__Prompt__. Copy everything from "In Poe's day, Eureka" down to "for that movement." in the passage about Poe's Eureka below.

__Extracted text__.
******************************
Eureka is an 1848 lengthy non-fiction work by the American author Edgar Allan Poe (1809–1849) which he subtitled "A Prose Poem", though it has also been subtitled "An Essay on the Material and Spiritual Universe". Adapted from a lecture he had presented, Eureka describes Poe's intuitive conception of the nature of the universe, with no antecedent scientific work done to reach his conclusions. He also discusses man's relationship with God, whom he compares to an author. Eureka is dedicated to the German naturalist and explorer Alexander von Humboldt (1769–1859).

Though Eureka is generally considered a literary work, some of Poe's ideas anticipate 20th-century scientific discoveries and theories. Analysis of Eurekas scientific content shows congruities with modern cosmology, stemming from Poe's assumption of an evolving Universe.

In Poe's day, Eureka was received poorly and was generally described, even by friends, as absurd. Modern critics continue to debate the import of Eureka, and some doubt its seriousness, in part because of Poe's many incorrect assumptions and his comical references to historic thinkers. Poe calls Eureka a "poem", whereas many critics compare it with his fiction works, especially his science fiction stories such as "The Facts in the Case of M. Valdemar". Poe's attempts at discovering the truth follow his own tradition of "ratiocination", a term he had used in his detective fiction tales. His suggestion that the soul continues to thrive even after death parallels his writings in which characters reappear from beyond the grave, as in "Ligeia". The essay contains aspects of transcendentalism, despite Poe's disdain for that movement.
******************************
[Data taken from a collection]

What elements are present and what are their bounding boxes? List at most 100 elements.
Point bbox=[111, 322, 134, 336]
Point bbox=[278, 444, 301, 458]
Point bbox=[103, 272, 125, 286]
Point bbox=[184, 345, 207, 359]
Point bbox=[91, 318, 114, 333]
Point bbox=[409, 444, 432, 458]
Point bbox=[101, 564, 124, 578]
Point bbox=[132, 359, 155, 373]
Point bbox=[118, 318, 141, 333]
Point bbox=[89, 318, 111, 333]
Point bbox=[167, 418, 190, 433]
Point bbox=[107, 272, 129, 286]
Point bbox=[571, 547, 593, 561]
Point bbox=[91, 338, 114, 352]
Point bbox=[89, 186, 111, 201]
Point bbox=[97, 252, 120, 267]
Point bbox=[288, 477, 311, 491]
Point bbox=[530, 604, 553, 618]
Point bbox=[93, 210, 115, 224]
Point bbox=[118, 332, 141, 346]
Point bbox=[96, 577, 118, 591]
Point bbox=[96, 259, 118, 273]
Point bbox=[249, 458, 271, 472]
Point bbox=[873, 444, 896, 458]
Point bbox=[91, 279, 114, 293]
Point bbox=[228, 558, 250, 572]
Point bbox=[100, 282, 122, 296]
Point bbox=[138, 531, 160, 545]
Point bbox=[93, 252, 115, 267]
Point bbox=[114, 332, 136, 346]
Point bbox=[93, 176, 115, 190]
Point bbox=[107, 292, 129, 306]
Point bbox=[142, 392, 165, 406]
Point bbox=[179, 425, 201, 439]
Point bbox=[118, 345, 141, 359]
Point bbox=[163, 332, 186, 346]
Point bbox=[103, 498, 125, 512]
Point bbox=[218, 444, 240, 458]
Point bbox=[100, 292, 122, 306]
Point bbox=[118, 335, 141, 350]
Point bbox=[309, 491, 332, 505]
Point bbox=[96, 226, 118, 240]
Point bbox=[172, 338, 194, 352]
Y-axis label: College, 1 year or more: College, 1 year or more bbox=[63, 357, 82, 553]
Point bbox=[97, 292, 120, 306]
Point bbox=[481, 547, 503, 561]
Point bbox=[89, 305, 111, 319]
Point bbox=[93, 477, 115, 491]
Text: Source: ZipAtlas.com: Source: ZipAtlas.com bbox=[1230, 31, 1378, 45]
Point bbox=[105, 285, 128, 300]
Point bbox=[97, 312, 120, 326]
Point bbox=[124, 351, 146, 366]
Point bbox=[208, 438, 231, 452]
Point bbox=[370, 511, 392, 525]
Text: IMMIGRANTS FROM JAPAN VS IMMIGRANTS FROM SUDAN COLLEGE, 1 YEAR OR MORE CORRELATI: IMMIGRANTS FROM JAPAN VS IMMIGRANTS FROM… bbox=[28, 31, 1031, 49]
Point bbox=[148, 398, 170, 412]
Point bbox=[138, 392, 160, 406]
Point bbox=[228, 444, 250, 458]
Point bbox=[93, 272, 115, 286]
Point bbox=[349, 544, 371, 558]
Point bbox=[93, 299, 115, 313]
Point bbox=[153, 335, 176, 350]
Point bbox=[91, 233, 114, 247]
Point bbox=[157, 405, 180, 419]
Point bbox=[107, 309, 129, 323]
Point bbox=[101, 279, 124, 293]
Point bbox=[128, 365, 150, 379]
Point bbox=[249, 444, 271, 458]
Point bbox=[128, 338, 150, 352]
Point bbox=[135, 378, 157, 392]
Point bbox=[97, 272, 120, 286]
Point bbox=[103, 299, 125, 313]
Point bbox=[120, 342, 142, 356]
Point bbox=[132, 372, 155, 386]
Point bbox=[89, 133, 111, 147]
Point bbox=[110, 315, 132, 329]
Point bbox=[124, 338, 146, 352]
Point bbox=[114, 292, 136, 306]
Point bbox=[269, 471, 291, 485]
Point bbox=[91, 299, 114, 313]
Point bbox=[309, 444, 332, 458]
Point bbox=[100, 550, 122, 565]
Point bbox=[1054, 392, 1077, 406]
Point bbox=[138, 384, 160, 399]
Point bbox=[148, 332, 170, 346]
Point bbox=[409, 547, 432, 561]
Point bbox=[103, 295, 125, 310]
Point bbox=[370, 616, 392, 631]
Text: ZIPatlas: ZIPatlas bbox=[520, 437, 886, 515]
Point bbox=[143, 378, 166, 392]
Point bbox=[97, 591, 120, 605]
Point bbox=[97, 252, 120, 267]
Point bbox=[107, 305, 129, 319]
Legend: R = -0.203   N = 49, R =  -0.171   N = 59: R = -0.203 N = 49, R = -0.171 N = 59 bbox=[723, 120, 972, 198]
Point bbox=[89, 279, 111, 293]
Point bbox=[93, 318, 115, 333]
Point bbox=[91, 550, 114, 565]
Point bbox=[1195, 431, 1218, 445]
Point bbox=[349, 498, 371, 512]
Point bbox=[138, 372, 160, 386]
******************************
__Answer box__.
In Poe's day, Eureka was received poorly and was generally described, even by friends, as absurd. Modern critics continue to debate the import of Eureka, and some doubt its seriousness, in part because of Poe's many incorrect assumptions and his comical references to historic thinkers. Poe calls Eureka a "poem", whereas many critics compare it with his fiction works, especially his science fiction stories such as "The Facts in the Case of M. Valdemar". Poe's attempts at discovering the truth follow his own tradition of "ratiocination", a term he had used in his detective fiction tales. His suggestion that the soul continues to thrive even after death parallels his writings in which characters reappear from beyond the grave, as in "Ligeia". The essay contains aspects of transcendentalism, despite Poe's disdain for that movement.